* [Source passage]

Historically, educators from a variety of disciplines struggled with questions relating to evaluation or assessment of student learning. In practice disciplines such as nursing, evaluation of student learning is complicated by the need to accurately and objectively judge the performance of students in the clinical setting. The problems associated with the development of objective clinical evaluation tools are not new to nurse educators. Woolley (1977) and Battenfield (1986), among others, have well documented what Woolley describes as "the long and tortured history of clinical evaluation" (Woolley, 1977, p.308). The goal among nurse educators has been to devise a method that provides students with an objective evaluation of their clinical performances. The emphasis in recent years moved towards developing a more comprehensive formative evaluation in addition to the usual summative evaluation completed at the end of each clinical rotation or semester.

[Stored entries]
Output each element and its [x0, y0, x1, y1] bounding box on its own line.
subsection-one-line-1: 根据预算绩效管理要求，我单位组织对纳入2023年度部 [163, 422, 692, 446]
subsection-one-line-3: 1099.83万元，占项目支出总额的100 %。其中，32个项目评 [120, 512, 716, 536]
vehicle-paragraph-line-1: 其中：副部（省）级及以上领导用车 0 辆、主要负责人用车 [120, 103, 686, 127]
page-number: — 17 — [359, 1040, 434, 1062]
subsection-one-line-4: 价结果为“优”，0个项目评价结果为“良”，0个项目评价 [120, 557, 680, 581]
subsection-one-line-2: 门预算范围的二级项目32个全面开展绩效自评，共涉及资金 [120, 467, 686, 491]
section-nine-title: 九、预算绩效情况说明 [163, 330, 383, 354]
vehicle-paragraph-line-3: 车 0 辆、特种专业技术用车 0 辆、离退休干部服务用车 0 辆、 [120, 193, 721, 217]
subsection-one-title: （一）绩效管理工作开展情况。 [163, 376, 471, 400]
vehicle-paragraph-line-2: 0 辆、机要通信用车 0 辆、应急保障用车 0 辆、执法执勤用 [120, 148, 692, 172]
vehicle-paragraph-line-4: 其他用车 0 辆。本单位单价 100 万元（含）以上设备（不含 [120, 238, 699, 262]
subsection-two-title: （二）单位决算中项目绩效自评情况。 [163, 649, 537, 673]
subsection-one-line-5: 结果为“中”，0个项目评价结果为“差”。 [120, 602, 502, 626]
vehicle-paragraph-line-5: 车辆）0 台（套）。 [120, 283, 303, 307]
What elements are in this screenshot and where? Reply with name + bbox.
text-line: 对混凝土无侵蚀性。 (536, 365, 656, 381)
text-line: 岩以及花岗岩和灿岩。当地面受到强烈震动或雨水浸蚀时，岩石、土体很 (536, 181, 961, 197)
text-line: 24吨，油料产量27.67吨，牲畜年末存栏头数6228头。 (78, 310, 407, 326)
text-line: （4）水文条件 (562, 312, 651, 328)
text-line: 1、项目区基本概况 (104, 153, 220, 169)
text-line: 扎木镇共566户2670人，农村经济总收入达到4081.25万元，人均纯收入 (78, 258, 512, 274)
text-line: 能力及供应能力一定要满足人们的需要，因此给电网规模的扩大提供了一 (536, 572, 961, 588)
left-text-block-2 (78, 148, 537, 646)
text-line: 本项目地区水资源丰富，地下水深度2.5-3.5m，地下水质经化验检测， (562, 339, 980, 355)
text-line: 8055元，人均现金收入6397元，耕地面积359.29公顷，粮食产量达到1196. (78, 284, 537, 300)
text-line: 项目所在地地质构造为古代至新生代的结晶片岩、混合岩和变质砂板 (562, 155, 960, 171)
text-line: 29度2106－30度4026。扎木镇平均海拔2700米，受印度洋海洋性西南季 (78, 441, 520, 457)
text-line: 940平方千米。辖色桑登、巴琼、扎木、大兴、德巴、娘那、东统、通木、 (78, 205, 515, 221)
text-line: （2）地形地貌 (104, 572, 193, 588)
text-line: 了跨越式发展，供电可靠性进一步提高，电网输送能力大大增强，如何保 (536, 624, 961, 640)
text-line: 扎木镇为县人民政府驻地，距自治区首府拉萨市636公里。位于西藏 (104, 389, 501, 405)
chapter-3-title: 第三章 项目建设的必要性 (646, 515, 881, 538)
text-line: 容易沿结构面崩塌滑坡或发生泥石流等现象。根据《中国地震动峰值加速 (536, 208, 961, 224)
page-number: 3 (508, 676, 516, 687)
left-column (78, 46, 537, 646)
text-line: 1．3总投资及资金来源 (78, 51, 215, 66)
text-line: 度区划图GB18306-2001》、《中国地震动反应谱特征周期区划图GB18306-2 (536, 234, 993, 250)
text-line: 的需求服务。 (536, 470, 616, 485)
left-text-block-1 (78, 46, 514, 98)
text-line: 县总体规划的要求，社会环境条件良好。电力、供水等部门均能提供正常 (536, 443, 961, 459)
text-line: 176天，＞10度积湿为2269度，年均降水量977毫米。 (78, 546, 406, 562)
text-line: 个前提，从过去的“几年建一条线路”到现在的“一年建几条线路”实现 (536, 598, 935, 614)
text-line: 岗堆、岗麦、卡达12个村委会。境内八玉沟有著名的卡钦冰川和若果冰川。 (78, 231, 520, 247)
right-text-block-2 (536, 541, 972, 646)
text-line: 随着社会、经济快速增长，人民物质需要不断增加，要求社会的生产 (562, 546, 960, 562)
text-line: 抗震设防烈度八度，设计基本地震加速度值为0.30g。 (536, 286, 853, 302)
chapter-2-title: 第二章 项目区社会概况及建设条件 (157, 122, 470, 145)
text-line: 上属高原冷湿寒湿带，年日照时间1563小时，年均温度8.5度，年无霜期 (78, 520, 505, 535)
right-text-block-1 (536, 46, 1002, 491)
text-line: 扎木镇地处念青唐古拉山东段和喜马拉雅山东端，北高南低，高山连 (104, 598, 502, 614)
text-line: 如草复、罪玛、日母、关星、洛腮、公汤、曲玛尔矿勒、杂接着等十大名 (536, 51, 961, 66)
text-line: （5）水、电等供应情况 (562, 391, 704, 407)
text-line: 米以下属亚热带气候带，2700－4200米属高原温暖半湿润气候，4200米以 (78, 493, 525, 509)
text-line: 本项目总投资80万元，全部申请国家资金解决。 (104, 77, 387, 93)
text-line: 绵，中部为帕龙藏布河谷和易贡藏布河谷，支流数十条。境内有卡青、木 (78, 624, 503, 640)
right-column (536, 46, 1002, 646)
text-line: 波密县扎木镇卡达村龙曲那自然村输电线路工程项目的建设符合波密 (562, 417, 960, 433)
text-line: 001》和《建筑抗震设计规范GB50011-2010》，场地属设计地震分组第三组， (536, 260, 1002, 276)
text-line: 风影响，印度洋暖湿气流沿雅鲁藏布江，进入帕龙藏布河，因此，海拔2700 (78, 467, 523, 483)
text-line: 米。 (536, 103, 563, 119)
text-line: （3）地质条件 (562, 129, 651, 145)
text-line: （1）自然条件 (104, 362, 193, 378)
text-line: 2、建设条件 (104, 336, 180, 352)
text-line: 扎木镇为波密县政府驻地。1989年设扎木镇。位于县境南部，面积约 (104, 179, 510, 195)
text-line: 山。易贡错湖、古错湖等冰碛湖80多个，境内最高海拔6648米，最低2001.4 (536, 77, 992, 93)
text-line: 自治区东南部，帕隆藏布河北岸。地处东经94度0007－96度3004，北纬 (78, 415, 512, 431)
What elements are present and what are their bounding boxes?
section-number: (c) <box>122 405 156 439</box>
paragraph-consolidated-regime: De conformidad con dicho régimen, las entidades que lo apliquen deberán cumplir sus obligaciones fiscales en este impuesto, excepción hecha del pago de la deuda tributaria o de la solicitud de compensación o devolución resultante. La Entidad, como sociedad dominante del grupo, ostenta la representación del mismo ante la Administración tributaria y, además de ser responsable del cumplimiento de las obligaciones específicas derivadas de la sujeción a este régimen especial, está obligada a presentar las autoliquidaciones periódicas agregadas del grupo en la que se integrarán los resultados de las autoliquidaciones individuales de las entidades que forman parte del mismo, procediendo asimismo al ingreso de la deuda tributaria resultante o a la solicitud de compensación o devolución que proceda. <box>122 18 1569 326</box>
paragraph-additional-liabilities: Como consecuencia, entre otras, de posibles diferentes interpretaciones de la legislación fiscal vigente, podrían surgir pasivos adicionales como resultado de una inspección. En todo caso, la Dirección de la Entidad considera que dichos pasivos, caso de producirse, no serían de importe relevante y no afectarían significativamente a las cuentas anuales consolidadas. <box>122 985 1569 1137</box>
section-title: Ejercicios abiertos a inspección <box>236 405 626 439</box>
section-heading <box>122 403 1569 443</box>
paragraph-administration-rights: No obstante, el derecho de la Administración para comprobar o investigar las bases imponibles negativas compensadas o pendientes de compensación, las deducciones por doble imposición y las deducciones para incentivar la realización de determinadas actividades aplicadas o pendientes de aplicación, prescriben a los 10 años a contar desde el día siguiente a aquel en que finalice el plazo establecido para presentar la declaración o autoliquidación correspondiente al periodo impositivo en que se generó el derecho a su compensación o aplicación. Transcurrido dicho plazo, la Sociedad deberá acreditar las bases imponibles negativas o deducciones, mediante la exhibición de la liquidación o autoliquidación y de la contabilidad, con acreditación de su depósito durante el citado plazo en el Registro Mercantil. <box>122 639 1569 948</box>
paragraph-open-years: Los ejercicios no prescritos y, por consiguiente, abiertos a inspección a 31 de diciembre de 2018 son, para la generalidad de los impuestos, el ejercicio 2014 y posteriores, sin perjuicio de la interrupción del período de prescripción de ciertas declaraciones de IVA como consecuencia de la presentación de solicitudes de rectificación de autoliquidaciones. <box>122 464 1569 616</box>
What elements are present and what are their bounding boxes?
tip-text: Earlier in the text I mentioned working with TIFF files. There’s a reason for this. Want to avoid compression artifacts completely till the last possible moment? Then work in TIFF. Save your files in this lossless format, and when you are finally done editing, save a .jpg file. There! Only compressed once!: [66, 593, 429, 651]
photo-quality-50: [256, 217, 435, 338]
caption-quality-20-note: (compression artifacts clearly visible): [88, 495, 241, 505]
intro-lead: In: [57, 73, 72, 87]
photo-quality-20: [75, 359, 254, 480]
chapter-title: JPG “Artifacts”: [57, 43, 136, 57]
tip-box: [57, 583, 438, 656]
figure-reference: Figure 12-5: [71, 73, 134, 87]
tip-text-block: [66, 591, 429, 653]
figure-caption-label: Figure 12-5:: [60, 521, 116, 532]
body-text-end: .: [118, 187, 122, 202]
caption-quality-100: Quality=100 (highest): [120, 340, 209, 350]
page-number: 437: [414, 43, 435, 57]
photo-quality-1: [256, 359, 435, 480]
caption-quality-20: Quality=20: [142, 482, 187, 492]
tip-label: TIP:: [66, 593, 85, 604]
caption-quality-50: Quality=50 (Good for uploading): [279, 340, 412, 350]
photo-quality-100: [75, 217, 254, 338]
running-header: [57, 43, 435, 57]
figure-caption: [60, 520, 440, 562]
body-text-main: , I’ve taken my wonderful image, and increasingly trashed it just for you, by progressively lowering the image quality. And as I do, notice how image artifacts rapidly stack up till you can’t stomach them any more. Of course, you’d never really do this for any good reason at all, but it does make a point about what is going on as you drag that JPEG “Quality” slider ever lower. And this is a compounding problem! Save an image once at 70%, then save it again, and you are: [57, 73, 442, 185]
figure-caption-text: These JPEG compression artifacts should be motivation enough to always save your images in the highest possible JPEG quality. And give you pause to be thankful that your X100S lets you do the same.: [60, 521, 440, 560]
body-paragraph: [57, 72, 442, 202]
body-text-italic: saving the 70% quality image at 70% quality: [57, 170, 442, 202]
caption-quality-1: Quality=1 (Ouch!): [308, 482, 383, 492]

* [Set of tasks]
1) Answer these questions from the passage on clinical evaluation in nursing, one line each:
(a) Which two authors, with their years, are named as having documented the history of clinical evaluation?
(b) What phrase does Woolley use to describe that history?
(c) Toward what has the emphasis moved in recent years?
2) Rewrite the paragraph of the passage on clinical evaluation in nursing that begins "Historically, educators from a variety" in a shorter form, keeping its main facts.
3) Please resume the passage on clinical evaluation in nursing, starting after its final sentence.

* [Answers below]
1)
(a) Woolley (1977) and Battenfield (1986).
(b) "the long and tortured history of clinical evaluation."
(c) Toward developing a more comprehensive formative evaluation in addition to the usual summative evaluation completed at the end of each clinical rotation or semester.

2) Educators in many disciplines have long struggled with evaluating student learning. In practice disciplines such as nursing, this is harder because student performance in the clinical setting must be judged accurately and objectively. Nurse educators have faced this problem for a long time. Woolley (1977) and Battenfield (1986), among others, have documented what Woolley calls "the long and tortured history of clinical evaluation." Nurse educators aim to give students an objective evaluation of their clinical performance. In recent years, the emphasis has shifted toward a more comprehensive formative evaluation alongside the usual summative evaluation at the end of each clinical rotation or semester.

3)
From the turn of the century until the 1940s and 1950s, nurse educators relied heavily on "efficiency reports," checklists, and a variety of less sophisticated evaluation methods often completed by the head nurse of the ward or unit in which the student was placed. In the 1950s, the anecdotal record, developed by Duke University, gained favor among nurse educators and continues to be used in some form today.
In 1963, Rine advocated the use of a criteria-referenced format over the more traditional normative method in clinical evaluation. She thought that clinical grading should be a bipolar or pass/fail system and that evaluation criteria should be based on course objectives. Also, in 1963, Flanagan and colleagues pioneered the critical incident report. Analysis of a student's competence was to be based on observed behaviors that were classified as either effective or ineffective (Battenfield, 1986). These methods, in addition to others such as self-evaluation, continue to go through many adaptations and transformations by nurse educators. Additional clinical evaluation methods, such as Bondy's (1983) extensive and much-cited work on criterion-referenced rating scales and Lenburg"s (1979) work on clinical performance nursing examinations, have added to the body of literature and sophistication of clinical evaluation methods in recent years.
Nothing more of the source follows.